--- BEGIN ---

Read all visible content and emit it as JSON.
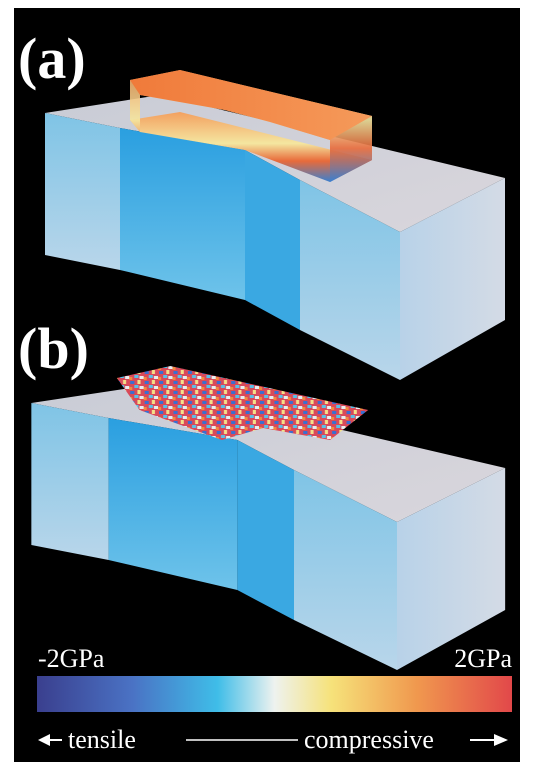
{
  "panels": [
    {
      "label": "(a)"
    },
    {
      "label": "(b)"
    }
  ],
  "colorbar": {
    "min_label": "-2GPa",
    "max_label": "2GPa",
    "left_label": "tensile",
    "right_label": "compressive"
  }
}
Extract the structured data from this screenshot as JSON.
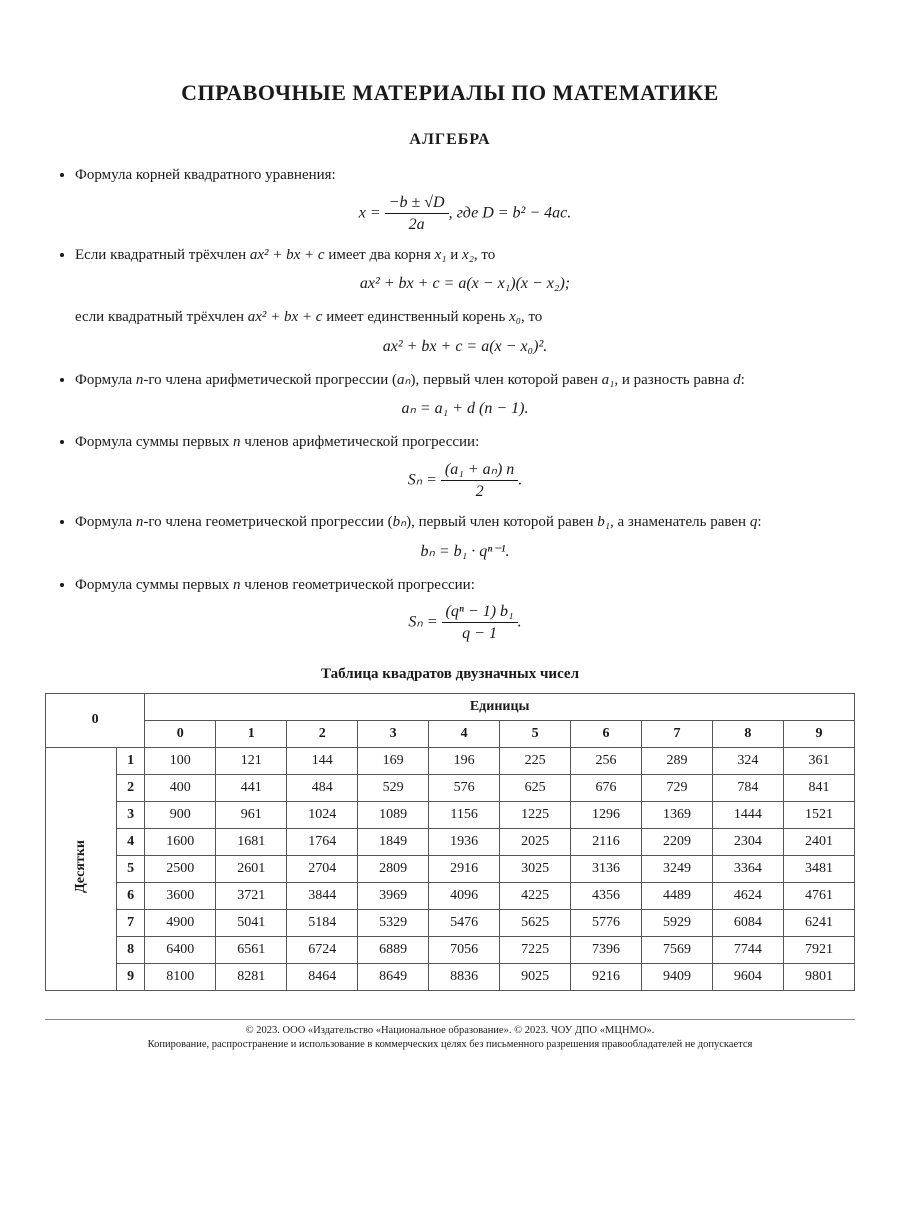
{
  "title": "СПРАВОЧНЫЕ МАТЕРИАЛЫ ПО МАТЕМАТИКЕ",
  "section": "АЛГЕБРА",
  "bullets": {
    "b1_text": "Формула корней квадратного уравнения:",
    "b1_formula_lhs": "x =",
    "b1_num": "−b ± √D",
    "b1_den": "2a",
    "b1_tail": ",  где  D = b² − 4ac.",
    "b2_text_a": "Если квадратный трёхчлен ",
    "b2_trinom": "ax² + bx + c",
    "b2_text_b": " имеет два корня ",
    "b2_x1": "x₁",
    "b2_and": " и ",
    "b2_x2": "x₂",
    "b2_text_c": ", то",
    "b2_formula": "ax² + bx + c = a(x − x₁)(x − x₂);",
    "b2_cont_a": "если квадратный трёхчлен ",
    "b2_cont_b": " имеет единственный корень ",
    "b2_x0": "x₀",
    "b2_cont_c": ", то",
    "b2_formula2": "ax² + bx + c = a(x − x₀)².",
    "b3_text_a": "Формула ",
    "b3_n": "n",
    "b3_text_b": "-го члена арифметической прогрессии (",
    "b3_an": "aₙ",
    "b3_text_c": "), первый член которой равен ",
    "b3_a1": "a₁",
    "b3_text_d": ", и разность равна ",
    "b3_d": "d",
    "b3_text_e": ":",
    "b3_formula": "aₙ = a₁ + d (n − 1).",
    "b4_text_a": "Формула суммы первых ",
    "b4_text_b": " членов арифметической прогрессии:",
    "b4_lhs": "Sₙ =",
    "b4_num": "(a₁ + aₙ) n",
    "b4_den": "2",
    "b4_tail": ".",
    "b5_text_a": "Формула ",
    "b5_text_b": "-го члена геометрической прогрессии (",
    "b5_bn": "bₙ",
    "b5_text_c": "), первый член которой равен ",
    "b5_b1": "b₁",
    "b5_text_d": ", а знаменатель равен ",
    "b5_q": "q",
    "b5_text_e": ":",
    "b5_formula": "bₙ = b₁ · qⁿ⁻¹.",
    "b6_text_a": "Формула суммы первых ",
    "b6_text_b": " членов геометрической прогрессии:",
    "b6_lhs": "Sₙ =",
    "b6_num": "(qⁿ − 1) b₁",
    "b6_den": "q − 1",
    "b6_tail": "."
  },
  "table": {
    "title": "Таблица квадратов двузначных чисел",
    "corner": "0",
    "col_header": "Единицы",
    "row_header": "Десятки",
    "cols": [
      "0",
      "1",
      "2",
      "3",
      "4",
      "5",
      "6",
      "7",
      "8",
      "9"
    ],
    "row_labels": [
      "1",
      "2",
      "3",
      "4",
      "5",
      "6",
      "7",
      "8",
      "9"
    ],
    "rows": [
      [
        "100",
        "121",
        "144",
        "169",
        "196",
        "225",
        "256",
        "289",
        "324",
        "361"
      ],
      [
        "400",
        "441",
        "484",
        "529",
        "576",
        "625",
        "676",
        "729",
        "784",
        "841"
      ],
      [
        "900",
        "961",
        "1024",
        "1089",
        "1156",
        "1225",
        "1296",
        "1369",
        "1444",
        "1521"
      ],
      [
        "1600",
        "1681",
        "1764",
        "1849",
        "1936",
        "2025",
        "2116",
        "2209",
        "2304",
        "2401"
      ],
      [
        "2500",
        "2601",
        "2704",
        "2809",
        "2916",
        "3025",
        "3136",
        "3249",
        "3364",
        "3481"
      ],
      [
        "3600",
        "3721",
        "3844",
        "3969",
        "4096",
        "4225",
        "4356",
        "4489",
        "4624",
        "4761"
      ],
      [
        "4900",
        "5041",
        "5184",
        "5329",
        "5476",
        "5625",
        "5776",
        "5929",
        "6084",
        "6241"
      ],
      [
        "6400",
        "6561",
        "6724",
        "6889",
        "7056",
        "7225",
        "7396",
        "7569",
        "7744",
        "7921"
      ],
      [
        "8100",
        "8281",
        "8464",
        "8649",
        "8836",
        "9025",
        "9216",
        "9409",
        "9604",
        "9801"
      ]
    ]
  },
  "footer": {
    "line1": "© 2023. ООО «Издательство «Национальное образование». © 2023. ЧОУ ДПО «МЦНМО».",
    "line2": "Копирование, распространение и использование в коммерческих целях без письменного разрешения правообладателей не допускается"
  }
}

--- END ---
--- BEGIN ---

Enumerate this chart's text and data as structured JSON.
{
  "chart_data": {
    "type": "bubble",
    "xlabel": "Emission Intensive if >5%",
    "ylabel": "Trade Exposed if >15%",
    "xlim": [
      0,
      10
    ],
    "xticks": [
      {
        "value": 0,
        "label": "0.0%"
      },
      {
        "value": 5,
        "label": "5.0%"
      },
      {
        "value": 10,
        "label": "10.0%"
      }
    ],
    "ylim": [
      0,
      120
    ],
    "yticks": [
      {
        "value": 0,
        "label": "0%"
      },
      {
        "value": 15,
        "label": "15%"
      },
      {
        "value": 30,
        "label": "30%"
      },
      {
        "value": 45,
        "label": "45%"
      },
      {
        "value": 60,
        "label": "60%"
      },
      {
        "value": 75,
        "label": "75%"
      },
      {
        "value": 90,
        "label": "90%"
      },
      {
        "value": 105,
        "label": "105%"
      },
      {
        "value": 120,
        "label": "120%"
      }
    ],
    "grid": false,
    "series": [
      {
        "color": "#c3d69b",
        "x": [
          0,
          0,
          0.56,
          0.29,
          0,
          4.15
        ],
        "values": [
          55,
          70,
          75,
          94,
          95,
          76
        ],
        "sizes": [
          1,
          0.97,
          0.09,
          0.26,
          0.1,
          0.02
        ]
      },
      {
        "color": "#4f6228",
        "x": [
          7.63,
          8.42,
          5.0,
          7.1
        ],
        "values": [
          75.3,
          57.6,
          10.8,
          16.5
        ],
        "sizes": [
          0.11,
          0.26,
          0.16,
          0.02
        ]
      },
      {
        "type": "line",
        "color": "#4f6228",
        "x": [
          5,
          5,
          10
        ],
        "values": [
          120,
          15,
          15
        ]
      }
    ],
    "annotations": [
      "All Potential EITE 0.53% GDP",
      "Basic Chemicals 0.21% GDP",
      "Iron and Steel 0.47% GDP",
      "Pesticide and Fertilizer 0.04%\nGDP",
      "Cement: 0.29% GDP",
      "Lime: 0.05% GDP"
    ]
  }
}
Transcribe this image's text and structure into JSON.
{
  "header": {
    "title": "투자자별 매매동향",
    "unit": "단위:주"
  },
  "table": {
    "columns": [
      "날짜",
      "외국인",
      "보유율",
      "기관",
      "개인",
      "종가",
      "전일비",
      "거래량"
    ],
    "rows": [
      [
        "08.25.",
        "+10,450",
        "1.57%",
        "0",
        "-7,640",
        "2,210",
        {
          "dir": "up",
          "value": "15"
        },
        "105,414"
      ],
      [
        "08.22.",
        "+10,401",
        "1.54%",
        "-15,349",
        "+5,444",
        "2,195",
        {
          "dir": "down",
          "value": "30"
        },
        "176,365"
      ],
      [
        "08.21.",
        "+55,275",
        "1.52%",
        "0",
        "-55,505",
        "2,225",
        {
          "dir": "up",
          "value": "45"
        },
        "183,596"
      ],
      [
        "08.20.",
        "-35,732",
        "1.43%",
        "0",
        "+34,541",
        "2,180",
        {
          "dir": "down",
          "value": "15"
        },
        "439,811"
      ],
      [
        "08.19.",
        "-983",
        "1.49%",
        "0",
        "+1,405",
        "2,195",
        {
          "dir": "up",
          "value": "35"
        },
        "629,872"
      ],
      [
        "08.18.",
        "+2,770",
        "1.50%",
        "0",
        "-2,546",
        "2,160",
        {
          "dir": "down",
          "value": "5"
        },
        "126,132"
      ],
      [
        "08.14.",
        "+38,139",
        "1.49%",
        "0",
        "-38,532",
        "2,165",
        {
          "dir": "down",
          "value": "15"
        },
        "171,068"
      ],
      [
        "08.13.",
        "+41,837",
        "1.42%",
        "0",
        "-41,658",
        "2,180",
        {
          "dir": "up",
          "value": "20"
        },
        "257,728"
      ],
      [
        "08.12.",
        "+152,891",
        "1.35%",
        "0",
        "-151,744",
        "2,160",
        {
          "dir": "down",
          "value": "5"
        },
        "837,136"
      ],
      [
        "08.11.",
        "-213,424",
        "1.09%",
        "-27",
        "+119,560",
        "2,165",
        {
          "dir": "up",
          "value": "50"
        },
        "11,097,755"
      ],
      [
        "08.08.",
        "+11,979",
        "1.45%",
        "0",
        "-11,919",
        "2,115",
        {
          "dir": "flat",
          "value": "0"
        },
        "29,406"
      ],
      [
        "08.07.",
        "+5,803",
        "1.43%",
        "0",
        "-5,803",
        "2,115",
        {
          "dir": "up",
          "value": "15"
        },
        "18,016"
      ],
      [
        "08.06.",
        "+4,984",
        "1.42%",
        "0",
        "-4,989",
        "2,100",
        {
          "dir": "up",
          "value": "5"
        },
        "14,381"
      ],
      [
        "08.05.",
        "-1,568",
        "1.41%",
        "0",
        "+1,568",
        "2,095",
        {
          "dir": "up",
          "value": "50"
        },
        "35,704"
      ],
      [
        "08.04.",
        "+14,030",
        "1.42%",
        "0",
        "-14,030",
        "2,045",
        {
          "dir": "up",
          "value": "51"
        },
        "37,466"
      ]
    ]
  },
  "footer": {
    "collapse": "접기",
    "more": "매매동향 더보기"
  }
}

--- END ---

*Exercise task*
Copy out each line that contains the word "this".

*Solution below*
Extract the structured data from this screenshot as JSON.
Enumerate this chart's text and data as structured JSON.
Transcribe this image's text and structure into JSON.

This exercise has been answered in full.